Data records

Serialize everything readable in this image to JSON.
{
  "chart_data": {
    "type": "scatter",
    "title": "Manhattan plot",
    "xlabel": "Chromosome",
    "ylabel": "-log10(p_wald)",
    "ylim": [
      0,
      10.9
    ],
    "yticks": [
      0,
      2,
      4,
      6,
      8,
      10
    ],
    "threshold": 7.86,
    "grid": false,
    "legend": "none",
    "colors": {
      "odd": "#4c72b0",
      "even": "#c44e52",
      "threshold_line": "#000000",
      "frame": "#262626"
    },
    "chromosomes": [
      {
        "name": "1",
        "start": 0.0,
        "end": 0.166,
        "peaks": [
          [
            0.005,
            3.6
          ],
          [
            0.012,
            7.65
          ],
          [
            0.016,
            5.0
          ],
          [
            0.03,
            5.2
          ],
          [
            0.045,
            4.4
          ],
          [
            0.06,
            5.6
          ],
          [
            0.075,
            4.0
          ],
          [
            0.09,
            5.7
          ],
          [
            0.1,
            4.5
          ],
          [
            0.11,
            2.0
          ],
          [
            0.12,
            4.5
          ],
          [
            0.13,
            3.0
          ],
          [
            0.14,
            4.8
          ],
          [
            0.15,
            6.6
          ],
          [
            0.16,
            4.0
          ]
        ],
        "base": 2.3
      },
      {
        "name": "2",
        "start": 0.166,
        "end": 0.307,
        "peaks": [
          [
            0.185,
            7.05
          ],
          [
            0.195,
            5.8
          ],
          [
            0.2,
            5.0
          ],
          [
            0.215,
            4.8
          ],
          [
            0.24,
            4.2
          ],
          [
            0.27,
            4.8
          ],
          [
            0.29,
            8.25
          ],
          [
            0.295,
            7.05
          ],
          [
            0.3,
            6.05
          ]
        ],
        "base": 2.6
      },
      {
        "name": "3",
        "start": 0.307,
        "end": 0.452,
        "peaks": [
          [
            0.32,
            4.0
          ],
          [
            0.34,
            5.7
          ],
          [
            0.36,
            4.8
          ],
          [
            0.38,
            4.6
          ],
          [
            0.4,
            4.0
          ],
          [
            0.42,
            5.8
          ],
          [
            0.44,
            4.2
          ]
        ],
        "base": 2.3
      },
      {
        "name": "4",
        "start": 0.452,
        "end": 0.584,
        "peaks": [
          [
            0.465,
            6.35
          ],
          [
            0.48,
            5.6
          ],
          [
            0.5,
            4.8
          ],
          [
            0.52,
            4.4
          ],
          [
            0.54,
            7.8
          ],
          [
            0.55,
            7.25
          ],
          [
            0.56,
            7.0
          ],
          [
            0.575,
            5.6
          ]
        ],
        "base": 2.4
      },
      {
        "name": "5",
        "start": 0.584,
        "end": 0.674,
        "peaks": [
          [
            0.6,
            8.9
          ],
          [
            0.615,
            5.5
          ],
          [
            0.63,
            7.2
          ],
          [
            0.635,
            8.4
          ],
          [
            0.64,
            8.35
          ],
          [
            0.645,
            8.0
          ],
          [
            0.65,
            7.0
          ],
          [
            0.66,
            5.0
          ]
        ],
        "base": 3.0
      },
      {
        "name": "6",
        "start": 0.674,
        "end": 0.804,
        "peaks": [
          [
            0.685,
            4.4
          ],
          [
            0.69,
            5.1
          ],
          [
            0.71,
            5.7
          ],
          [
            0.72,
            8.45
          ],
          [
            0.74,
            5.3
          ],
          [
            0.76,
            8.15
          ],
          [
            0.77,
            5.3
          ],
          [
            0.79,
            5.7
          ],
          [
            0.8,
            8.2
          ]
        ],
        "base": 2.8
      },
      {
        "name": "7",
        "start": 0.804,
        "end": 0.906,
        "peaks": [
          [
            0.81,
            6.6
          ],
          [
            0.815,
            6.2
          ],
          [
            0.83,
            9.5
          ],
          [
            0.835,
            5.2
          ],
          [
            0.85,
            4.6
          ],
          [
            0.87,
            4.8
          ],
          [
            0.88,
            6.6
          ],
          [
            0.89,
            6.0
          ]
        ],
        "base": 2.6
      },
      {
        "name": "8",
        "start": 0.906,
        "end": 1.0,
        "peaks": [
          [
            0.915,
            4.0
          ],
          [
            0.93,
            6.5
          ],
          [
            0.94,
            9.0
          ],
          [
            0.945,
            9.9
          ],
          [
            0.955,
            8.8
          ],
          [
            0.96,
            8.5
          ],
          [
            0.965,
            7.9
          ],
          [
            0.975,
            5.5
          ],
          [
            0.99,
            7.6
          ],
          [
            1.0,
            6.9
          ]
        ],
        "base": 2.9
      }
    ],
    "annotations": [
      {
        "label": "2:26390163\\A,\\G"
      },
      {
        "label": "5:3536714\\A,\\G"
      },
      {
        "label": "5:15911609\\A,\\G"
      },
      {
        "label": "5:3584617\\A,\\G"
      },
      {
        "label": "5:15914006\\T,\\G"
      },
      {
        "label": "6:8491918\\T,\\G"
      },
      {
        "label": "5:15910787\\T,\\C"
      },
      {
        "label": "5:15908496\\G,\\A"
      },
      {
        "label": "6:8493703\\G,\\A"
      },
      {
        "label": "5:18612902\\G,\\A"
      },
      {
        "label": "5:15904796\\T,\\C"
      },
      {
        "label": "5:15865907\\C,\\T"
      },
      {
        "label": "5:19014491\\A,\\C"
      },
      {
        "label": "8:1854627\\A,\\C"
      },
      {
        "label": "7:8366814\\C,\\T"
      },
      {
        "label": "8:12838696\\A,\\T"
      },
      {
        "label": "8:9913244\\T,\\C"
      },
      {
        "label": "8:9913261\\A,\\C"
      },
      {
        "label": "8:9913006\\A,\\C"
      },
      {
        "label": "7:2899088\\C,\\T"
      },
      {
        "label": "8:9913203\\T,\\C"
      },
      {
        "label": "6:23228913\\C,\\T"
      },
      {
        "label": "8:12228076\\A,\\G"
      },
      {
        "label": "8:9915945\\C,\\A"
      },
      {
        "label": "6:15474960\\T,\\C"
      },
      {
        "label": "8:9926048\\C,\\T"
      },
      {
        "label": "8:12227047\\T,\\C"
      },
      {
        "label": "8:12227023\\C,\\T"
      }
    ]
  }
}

---

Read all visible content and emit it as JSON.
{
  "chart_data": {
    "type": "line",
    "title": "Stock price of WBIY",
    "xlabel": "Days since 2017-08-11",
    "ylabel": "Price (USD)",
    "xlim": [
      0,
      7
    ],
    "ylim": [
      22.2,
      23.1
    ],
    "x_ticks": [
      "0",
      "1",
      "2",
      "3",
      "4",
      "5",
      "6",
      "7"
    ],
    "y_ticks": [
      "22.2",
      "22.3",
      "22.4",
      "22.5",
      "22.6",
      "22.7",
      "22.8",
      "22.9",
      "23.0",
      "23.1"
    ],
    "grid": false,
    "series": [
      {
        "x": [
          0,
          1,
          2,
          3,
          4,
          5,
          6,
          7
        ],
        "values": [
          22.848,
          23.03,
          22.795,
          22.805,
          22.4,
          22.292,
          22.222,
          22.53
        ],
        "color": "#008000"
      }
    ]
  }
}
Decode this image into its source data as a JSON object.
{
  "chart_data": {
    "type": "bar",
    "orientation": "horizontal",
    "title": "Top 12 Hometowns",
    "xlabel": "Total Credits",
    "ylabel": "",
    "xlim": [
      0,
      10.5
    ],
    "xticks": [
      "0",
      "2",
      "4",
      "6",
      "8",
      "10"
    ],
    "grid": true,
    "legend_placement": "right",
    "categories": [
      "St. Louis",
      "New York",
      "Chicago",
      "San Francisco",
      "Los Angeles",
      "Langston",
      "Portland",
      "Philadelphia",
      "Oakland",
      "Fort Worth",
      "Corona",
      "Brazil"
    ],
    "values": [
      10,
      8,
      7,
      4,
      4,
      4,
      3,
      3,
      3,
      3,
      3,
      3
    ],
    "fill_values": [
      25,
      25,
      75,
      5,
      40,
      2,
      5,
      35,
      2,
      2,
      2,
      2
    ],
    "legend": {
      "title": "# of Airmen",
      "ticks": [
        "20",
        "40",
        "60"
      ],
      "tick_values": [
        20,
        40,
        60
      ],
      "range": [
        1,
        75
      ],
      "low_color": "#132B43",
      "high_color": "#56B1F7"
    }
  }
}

* * *

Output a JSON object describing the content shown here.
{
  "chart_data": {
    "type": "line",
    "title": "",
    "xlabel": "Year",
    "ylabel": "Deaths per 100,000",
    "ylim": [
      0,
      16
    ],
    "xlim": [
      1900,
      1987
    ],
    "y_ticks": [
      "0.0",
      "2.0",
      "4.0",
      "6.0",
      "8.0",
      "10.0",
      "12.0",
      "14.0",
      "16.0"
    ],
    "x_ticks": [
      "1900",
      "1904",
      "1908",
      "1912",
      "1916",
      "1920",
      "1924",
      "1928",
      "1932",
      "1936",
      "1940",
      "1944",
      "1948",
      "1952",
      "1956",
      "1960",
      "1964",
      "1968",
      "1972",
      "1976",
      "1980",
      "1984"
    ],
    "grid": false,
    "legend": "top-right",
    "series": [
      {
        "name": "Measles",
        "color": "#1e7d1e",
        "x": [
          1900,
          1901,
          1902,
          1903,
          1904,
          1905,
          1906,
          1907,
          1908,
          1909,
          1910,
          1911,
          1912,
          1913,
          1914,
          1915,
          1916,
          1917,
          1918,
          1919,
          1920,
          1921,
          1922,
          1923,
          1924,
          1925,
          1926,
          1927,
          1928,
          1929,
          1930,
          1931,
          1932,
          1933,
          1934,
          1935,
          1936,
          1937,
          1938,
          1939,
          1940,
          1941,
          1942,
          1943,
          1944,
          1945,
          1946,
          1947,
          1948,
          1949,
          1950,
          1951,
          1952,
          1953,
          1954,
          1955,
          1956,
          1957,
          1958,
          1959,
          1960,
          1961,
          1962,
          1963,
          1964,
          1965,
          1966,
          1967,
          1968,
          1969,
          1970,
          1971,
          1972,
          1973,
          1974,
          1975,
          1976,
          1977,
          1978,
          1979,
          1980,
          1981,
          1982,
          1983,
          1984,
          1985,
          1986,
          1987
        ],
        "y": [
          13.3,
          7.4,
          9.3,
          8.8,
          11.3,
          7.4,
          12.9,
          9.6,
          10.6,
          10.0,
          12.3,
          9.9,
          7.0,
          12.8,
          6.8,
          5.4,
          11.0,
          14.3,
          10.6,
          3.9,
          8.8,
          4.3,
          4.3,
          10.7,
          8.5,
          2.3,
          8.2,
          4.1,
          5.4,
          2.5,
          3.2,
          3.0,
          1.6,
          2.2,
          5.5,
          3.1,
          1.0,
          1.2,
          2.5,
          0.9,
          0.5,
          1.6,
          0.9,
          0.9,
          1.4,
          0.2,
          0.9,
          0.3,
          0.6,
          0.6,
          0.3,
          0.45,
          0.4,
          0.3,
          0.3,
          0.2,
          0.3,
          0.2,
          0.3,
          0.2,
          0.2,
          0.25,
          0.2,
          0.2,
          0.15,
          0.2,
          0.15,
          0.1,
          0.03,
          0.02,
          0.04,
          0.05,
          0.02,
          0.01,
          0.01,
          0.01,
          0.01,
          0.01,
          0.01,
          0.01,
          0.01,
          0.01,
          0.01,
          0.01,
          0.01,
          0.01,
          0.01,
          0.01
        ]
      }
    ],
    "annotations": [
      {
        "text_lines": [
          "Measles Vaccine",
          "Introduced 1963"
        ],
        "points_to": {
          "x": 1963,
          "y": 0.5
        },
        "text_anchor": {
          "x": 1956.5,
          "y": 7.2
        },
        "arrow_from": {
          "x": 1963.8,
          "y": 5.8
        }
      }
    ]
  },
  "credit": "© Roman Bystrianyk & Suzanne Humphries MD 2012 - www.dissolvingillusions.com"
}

GOAL: Filter the entries down to the lines with the word "title" in them.

EXPECTED OUTPUT:
    "title": "Manhattan plot",
    "title": "Stock price of WBIY",
    "title": "Top 12 Hometowns",
      "title": "# of Airmen",
    "title": "",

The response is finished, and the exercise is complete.